_Task description_: Find the string "پاستوریزه" in the entries and copy each line that has it.

Structured figure records
^^^^^^^^

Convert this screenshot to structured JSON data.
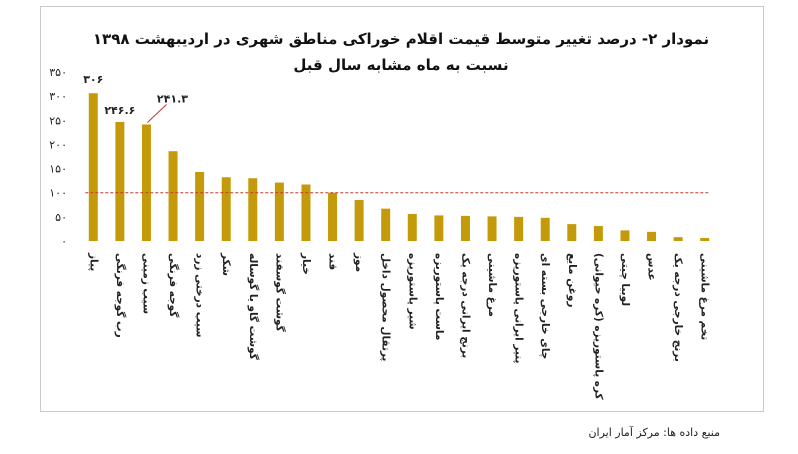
{
  "chart_data": {
    "type": "bar",
    "title": "نمودار ۲- درصد تغییر متوسط قیمت اقلام خوراکی مناطق شهری در اردیبهشت ۱۳۹۸",
    "subtitle": "نسبت به ماه مشابه سال قبل",
    "source": "منبع داده ها: مرکز آمار ایران",
    "categories": [
      "پیاز",
      "رب گوجه فرنگی",
      "سیب زمینی",
      "گوجه فرنگی",
      "سیب درختی زرد",
      "شکر",
      "گوشت گاو یا گوساله",
      "گوشت گوسفند",
      "خیار",
      "قند",
      "موز",
      "پرتقال محصول داخل",
      "شیر پاستوریزه",
      "ماست پاستوریزه",
      "برنج ایرانی درجه یک",
      "مرغ ماشینی",
      "پنیر ایرانی پاستوریزه",
      "چای خارجی بسته ای",
      "روغن مایع",
      "کره پاستوریزه (کره حیوانی)",
      "لوبیا چیتی",
      "عدس",
      "برنج خارجی درجه یک",
      "تخم مرغ ماشینی"
    ],
    "values": [
      306,
      246.6,
      241.3,
      186,
      143,
      132,
      130,
      121,
      117,
      100,
      85,
      67,
      56,
      53,
      52,
      51,
      50,
      48,
      35,
      31,
      22,
      19,
      8,
      0
    ],
    "data_labels": [
      {
        "index": 0,
        "text": "۳۰۶"
      },
      {
        "index": 1,
        "text": "۲۴۶.۶"
      },
      {
        "index": 2,
        "text": "۲۴۱.۳"
      }
    ],
    "ylim": [
      0,
      350
    ],
    "yticks": [
      0,
      50,
      100,
      150,
      200,
      250,
      300,
      350
    ],
    "ytick_labels": [
      "۰",
      "۵۰",
      "۱۰۰",
      "۱۵۰",
      "۲۰۰",
      "۲۵۰",
      "۳۰۰",
      "۳۵۰"
    ],
    "reference_line": 100,
    "colors": {
      "bar": "#C49A0B",
      "reference_line": "#C0392B",
      "label_line": "#C0392B"
    },
    "grid": false,
    "legend": "none"
  }
}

^^^^^^^^

_Full answer_:
      "شیر پاستوریزه",
      "ماست پاستوریزه",
      "پنیر ایرانی پاستوریزه",
      "کره پاستوریزه (کره حیوانی)",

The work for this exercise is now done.